BEGIN RECORDS TO PROCESS

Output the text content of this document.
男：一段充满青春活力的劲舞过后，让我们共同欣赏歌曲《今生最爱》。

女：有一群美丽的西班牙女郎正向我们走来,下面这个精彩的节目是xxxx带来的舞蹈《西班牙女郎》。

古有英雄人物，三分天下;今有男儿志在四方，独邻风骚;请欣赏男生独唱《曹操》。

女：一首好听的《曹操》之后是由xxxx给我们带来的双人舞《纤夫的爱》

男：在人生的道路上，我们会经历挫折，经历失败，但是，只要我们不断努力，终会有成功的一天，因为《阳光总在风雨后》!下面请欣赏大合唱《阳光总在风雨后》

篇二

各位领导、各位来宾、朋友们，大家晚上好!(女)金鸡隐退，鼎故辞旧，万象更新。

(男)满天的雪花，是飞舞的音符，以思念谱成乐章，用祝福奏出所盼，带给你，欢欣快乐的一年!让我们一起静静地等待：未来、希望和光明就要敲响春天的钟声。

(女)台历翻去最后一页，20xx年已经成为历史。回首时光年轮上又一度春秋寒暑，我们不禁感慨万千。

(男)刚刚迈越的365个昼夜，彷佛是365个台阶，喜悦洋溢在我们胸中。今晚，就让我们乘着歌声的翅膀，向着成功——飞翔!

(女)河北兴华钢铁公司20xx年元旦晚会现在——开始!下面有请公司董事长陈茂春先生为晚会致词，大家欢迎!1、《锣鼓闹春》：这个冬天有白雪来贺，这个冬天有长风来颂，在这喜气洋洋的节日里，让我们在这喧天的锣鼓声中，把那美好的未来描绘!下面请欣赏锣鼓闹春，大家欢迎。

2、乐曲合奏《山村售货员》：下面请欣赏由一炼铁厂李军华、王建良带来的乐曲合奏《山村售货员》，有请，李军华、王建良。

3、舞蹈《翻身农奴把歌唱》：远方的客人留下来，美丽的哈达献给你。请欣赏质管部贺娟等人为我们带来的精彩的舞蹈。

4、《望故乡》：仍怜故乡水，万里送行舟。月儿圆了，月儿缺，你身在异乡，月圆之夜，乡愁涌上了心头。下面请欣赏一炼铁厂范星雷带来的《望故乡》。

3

END RECORDS TO PROCESS

#### REQUIRED TASK:
Take the entries and copy them out exactly.

#### WRITTEN ANSWER:
Output the text content of this document.
男：一段充满青春活力的劲舞过后，让我们共同欣赏歌曲《今生最爱》。

女：有一群美丽的西班牙女郎正向我们走来,下面这个精彩的节目是xxxx带来的舞蹈《西班牙女郎》。

古有英雄人物，三分天下;今有男儿志在四方，独邻风骚;请欣赏男生独唱《曹操》。

女：一首好听的《曹操》之后是由xxxx给我们带来的双人舞《纤夫的爱》

男：在人生的道路上，我们会经历挫折，经历失败，但是，只要我们不断努力，终会有成功的一天，因为《阳光总在风雨后》!下面请欣赏大合唱《阳光总在风雨后》

篇二

各位领导、各位来宾、朋友们，大家晚上好!(女)金鸡隐退，鼎故辞旧，万象更新。

(男)满天的雪花，是飞舞的音符，以思念谱成乐章，用祝福奏出所盼，带给你，欢欣快乐的一年!让我们一起静静地等待：未来、希望和光明就要敲响春天的钟声。

(女)台历翻去最后一页，20xx年已经成为历史。回首时光年轮上又一度春秋寒暑，我们不禁感慨万千。

(男)刚刚迈越的365个昼夜，彷佛是365个台阶，喜悦洋溢在我们胸中。今晚，就让我们乘着歌声的翅膀，向着成功——飞翔!

(女)河北兴华钢铁公司20xx年元旦晚会现在——开始!下面有请公司董事长陈茂春先生为晚会致词，大家欢迎!1、《锣鼓闹春》：这个冬天有白雪来贺，这个冬天有长风来颂，在这喜气洋洋的节日里，让我们在这喧天的锣鼓声中，把那美好的未来描绘!下面请欣赏锣鼓闹春，大家欢迎。

2、乐曲合奏《山村售货员》：下面请欣赏由一炼铁厂李军华、王建良带来的乐曲合奏《山村售货员》，有请，李军华、王建良。

3、舞蹈《翻身农奴把歌唱》：远方的客人留下来，美丽的哈达献给你。请欣赏质管部贺娟等人为我们带来的精彩的舞蹈。

4、《望故乡》：仍怜故乡水，万里送行舟。月儿圆了，月儿缺，你身在异乡，月圆之夜，乡愁涌上了心头。下面请欣赏一炼铁厂范星雷带来的《望故乡》。

3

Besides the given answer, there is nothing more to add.